**WHAT THE TASK REQUIRES**
Copy the records below exactly as they are written.

* * *

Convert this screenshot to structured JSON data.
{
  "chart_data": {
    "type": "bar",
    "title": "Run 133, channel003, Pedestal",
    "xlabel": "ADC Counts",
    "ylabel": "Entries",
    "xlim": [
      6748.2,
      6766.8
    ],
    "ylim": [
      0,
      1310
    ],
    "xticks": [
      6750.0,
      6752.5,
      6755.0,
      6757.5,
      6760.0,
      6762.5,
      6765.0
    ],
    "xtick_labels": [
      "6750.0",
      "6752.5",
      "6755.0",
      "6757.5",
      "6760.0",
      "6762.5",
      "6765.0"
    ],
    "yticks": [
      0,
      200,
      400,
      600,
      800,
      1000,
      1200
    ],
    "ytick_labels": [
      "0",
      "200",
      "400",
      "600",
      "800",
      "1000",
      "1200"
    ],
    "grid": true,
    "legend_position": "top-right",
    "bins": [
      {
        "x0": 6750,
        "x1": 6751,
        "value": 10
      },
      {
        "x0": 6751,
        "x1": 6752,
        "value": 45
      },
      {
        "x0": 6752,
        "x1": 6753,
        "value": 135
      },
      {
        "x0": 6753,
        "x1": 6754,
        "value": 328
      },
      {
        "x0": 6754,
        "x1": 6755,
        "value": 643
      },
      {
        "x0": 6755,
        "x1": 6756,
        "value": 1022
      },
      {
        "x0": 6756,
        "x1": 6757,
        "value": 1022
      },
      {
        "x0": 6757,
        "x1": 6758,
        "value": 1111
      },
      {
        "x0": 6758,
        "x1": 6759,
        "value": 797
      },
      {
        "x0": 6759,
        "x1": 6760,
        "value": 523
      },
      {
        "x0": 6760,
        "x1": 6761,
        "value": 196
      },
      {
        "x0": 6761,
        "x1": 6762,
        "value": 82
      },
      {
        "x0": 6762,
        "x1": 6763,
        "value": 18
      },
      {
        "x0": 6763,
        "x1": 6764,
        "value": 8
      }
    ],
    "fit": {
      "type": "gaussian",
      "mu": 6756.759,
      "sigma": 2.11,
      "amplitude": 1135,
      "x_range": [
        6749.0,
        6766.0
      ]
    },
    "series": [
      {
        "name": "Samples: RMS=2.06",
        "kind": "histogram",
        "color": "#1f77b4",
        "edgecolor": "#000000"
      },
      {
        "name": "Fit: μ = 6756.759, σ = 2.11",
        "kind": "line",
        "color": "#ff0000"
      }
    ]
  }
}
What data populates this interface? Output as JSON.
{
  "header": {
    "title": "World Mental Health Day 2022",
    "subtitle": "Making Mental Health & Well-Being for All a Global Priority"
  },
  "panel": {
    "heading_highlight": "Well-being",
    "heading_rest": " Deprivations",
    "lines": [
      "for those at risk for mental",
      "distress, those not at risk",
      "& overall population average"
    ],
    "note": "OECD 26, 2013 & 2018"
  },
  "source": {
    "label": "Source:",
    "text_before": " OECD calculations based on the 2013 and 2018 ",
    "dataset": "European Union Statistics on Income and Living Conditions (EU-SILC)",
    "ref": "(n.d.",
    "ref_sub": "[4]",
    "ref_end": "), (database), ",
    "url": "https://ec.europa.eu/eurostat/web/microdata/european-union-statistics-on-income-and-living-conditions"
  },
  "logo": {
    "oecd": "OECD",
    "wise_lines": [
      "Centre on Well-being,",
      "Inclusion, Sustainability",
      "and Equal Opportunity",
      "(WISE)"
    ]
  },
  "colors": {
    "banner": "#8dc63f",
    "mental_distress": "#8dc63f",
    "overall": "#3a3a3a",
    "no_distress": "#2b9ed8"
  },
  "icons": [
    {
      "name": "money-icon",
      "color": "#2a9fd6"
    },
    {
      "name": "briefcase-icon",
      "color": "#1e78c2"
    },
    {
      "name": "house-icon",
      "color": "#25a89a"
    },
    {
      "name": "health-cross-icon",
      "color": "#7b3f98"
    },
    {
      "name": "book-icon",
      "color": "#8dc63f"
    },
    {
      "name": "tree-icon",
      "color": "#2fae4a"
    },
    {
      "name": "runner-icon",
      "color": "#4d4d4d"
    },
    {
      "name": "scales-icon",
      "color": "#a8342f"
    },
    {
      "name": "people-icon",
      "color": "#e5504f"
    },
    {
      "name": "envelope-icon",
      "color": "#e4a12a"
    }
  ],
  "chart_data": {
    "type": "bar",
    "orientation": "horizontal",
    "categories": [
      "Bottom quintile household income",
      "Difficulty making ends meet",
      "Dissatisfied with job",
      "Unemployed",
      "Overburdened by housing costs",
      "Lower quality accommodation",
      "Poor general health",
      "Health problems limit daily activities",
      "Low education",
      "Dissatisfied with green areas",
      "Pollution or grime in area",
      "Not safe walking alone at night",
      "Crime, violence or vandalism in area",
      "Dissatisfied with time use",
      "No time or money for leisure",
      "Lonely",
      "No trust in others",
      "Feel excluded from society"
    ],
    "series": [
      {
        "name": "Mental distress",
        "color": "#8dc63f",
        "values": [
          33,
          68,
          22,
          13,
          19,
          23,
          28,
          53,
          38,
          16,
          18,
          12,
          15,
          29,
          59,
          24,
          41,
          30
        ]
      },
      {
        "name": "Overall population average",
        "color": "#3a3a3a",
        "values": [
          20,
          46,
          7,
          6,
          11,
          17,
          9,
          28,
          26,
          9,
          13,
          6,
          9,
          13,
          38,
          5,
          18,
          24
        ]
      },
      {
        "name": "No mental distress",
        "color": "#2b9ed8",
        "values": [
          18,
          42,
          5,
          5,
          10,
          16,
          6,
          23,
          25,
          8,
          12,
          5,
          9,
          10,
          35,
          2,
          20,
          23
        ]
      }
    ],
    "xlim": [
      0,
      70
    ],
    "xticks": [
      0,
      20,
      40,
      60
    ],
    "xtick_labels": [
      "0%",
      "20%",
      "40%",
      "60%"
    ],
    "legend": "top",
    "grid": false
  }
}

* * *

**OUTPUT BELOW**
Convert this screenshot to structured JSON data.
{
  "chart_data": {
    "type": "bar",
    "title": "Run 133, channel003, Pedestal",
    "xlabel": "ADC Counts",
    "ylabel": "Entries",
    "xlim": [
      6748.2,
      6766.8
    ],
    "ylim": [
      0,
      1310
    ],
    "xticks": [
      6750.0,
      6752.5,
      6755.0,
      6757.5,
      6760.0,
      6762.5,
      6765.0
    ],
    "xtick_labels": [
      "6750.0",
      "6752.5",
      "6755.0",
      "6757.5",
      "6760.0",
      "6762.5",
      "6765.0"
    ],
    "yticks": [
      0,
      200,
      400,
      600,
      800,
      1000,
      1200
    ],
    "ytick_labels": [
      "0",
      "200",
      "400",
      "600",
      "800",
      "1000",
      "1200"
    ],
    "grid": true,
    "legend_position": "top-right",
    "bins": [
      {
        "x0": 6750,
        "x1": 6751,
        "value": 10
      },
      {
        "x0": 6751,
        "x1": 6752,
        "value": 45
      },
      {
        "x0": 6752,
        "x1": 6753,
        "value": 135
      },
      {
        "x0": 6753,
        "x1": 6754,
        "value": 328
      },
      {
        "x0": 6754,
        "x1": 6755,
        "value": 643
      },
      {
        "x0": 6755,
        "x1": 6756,
        "value": 1022
      },
      {
        "x0": 6756,
        "x1": 6757,
        "value": 1022
      },
      {
        "x0": 6757,
        "x1": 6758,
        "value": 1111
      },
      {
        "x0": 6758,
        "x1": 6759,
        "value": 797
      },
      {
        "x0": 6759,
        "x1": 6760,
        "value": 523
      },
      {
        "x0": 6760,
        "x1": 6761,
        "value": 196
      },
      {
        "x0": 6761,
        "x1": 6762,
        "value": 82
      },
      {
        "x0": 6762,
        "x1": 6763,
        "value": 18
      },
      {
        "x0": 6763,
        "x1": 6764,
        "value": 8
      }
    ],
    "fit": {
      "type": "gaussian",
      "mu": 6756.759,
      "sigma": 2.11,
      "amplitude": 1135,
      "x_range": [
        6749.0,
        6766.0
      ]
    },
    "series": [
      {
        "name": "Samples: RMS=2.06",
        "kind": "histogram",
        "color": "#1f77b4",
        "edgecolor": "#000000"
      },
      {
        "name": "Fit: μ = 6756.759, σ = 2.11",
        "kind": "line",
        "color": "#ff0000"
      }
    ]
  }
}
What data populates this interface? Output as JSON.
{
  "header": {
    "title": "World Mental Health Day 2022",
    "subtitle": "Making Mental Health & Well-Being for All a Global Priority"
  },
  "panel": {
    "heading_highlight": "Well-being",
    "heading_rest": " Deprivations",
    "lines": [
      "for those at risk for mental",
      "distress, those not at risk",
      "& overall population average"
    ],
    "note": "OECD 26, 2013 & 2018"
  },
  "source": {
    "label": "Source:",
    "text_before": " OECD calculations based on the 2013 and 2018 ",
    "dataset": "European Union Statistics on Income and Living Conditions (EU-SILC)",
    "ref": "(n.d.",
    "ref_sub": "[4]",
    "ref_end": "), (database), ",
    "url": "https://ec.europa.eu/eurostat/web/microdata/european-union-statistics-on-income-and-living-conditions"
  },
  "logo": {
    "oecd": "OECD",
    "wise_lines": [
      "Centre on Well-being,",
      "Inclusion, Sustainability",
      "and Equal Opportunity",
      "(WISE)"
    ]
  },
  "colors": {
    "banner": "#8dc63f",
    "mental_distress": "#8dc63f",
    "overall": "#3a3a3a",
    "no_distress": "#2b9ed8"
  },
  "icons": [
    {
      "name": "money-icon",
      "color": "#2a9fd6"
    },
    {
      "name": "briefcase-icon",
      "color": "#1e78c2"
    },
    {
      "name": "house-icon",
      "color": "#25a89a"
    },
    {
      "name": "health-cross-icon",
      "color": "#7b3f98"
    },
    {
      "name": "book-icon",
      "color": "#8dc63f"
    },
    {
      "name": "tree-icon",
      "color": "#2fae4a"
    },
    {
      "name": "runner-icon",
      "color": "#4d4d4d"
    },
    {
      "name": "scales-icon",
      "color": "#a8342f"
    },
    {
      "name": "people-icon",
      "color": "#e5504f"
    },
    {
      "name": "envelope-icon",
      "color": "#e4a12a"
    }
  ],
  "chart_data": {
    "type": "bar",
    "orientation": "horizontal",
    "categories": [
      "Bottom quintile household income",
      "Difficulty making ends meet",
      "Dissatisfied with job",
      "Unemployed",
      "Overburdened by housing costs",
      "Lower quality accommodation",
      "Poor general health",
      "Health problems limit daily activities",
      "Low education",
      "Dissatisfied with green areas",
      "Pollution or grime in area",
      "Not safe walking alone at night",
      "Crime, violence or vandalism in area",
      "Dissatisfied with time use",
      "No time or money for leisure",
      "Lonely",
      "No trust in others",
      "Feel excluded from society"
    ],
    "series": [
      {
        "name": "Mental distress",
        "color": "#8dc63f",
        "values": [
          33,
          68,
          22,
          13,
          19,
          23,
          28,
          53,
          38,
          16,
          18,
          12,
          15,
          29,
          59,
          24,
          41,
          30
        ]
      },
      {
        "name": "Overall population average",
        "color": "#3a3a3a",
        "values": [
          20,
          46,
          7,
          6,
          11,
          17,
          9,
          28,
          26,
          9,
          13,
          6,
          9,
          13,
          38,
          5,
          18,
          24
        ]
      },
      {
        "name": "No mental distress",
        "color": "#2b9ed8",
        "values": [
          18,
          42,
          5,
          5,
          10,
          16,
          6,
          23,
          25,
          8,
          12,
          5,
          9,
          10,
          35,
          2,
          20,
          23
        ]
      }
    ],
    "xlim": [
      0,
      70
    ],
    "xticks": [
      0,
      20,
      40,
      60
    ],
    "xtick_labels": [
      "0%",
      "20%",
      "40%",
      "60%"
    ],
    "legend": "top",
    "grid": false
  }
}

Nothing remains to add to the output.